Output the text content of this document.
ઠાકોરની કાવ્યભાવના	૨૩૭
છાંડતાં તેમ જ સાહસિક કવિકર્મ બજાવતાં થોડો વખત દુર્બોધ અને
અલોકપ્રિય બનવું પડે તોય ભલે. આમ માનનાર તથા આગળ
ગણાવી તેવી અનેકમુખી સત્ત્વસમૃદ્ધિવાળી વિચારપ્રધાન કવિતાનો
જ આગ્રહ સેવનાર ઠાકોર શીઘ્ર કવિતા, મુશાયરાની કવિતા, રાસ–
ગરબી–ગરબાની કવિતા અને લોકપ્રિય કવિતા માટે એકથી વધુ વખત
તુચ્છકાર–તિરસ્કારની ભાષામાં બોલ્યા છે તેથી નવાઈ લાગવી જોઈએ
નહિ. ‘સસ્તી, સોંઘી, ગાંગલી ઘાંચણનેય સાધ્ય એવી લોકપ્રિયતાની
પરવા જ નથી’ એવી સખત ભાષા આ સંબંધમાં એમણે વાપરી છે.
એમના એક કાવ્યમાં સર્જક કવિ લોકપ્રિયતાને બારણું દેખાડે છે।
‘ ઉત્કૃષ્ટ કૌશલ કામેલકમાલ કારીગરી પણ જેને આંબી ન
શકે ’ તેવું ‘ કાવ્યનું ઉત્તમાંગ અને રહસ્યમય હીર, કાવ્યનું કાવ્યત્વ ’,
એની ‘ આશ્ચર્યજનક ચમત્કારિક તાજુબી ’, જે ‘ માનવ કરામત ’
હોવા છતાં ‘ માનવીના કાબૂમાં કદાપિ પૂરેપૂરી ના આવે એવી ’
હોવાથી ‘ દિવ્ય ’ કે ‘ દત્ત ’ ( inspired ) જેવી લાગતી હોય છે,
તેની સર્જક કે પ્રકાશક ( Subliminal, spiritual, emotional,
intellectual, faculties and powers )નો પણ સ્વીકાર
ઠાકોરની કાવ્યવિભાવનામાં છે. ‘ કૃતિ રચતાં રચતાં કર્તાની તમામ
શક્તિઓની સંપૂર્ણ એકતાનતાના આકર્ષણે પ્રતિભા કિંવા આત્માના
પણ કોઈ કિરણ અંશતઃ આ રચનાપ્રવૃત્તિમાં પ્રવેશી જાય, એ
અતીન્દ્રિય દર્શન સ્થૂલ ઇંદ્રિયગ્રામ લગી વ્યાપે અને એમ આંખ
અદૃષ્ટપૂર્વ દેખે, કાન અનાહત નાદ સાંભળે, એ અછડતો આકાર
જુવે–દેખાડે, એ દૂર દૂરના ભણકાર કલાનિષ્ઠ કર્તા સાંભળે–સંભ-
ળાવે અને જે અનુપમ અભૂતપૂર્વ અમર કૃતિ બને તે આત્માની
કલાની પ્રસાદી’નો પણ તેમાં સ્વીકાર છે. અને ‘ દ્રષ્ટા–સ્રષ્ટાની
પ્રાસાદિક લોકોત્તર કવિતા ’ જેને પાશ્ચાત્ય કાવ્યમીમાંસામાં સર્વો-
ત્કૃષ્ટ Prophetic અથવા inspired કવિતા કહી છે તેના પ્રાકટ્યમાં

Directions for this task: Reproduce every entry shown above, precisely as it stands.

Reply to the task:
Output the text content of this document.
ઠાકોરની કાવ્યભાવના	૨૩૭
છાંડતાં તેમ જ સાહસિક કવિકર્મ બજાવતાં થોડો વખત દુર્બોધ અને
અલોકપ્રિય બનવું પડે તોય ભલે. આમ માનનાર તથા આગળ
ગણાવી તેવી અનેકમુખી સત્ત્વસમૃદ્ધિવાળી વિચારપ્રધાન કવિતાનો
જ આગ્રહ સેવનાર ઠાકોર શીઘ્ર કવિતા, મુશાયરાની કવિતા, રાસ–
ગરબી–ગરબાની કવિતા અને લોકપ્રિય કવિતા માટે એકથી વધુ વખત
તુચ્છકાર–તિરસ્કારની ભાષામાં બોલ્યા છે તેથી નવાઈ લાગવી જોઈએ
નહિ. ‘સસ્તી, સોંઘી, ગાંગલી ઘાંચણનેય સાધ્ય એવી લોકપ્રિયતાની
પરવા જ નથી’ એવી સખત ભાષા આ સંબંધમાં એમણે વાપરી છે.
એમના એક કાવ્યમાં સર્જક કવિ લોકપ્રિયતાને બારણું દેખાડે છે।
‘ ઉત્કૃષ્ટ કૌશલ કામેલકમાલ કારીગરી પણ જેને આંબી ન
શકે ’ તેવું ‘ કાવ્યનું ઉત્તમાંગ અને રહસ્યમય હીર, કાવ્યનું કાવ્યત્વ ’,
એની ‘ આશ્ચર્યજનક ચમત્કારિક તાજુબી ’, જે ‘ માનવ કરામત ’
હોવા છતાં ‘ માનવીના કાબૂમાં કદાપિ પૂરેપૂરી ના આવે એવી ’
હોવાથી ‘ દિવ્ય ’ કે ‘ દત્ત ’ ( inspired ) જેવી લાગતી હોય છે,
તેની સર્જક કે પ્રકાશક ( Subliminal, spiritual, emotional,
intellectual, faculties and powers )નો પણ સ્વીકાર
ઠાકોરની કાવ્યવિભાવનામાં છે. ‘ કૃતિ રચતાં રચતાં કર્તાની તમામ
શક્તિઓની સંપૂર્ણ એકતાનતાના આકર્ષણે પ્રતિભા કિંવા આત્માના
પણ કોઈ કિરણ અંશતઃ આ રચનાપ્રવૃત્તિમાં પ્રવેશી જાય, એ
અતીન્દ્રિય દર્શન સ્થૂલ ઇંદ્રિયગ્રામ લગી વ્યાપે અને એમ આંખ
અદૃષ્ટપૂર્વ દેખે, કાન અનાહત નાદ સાંભળે, એ અછડતો આકાર
જુવે–દેખાડે, એ દૂર દૂરના ભણકાર કલાનિષ્ઠ કર્તા સાંભળે–સંભ-
ળાવે અને જે અનુપમ અભૂતપૂર્વ અમર કૃતિ બને તે આત્માની
કલાની પ્રસાદી’નો પણ તેમાં સ્વીકાર છે. અને ‘ દ્રષ્ટા–સ્રષ્ટાની
પ્રાસાદિક લોકોત્તર કવિતા ’ જેને પાશ્ચાત્ય કાવ્યમીમાંસામાં સર્વો-
ત્કૃષ્ટ Prophetic અથવા inspired કવિતા કહી છે તેના પ્રાકટ્યમાં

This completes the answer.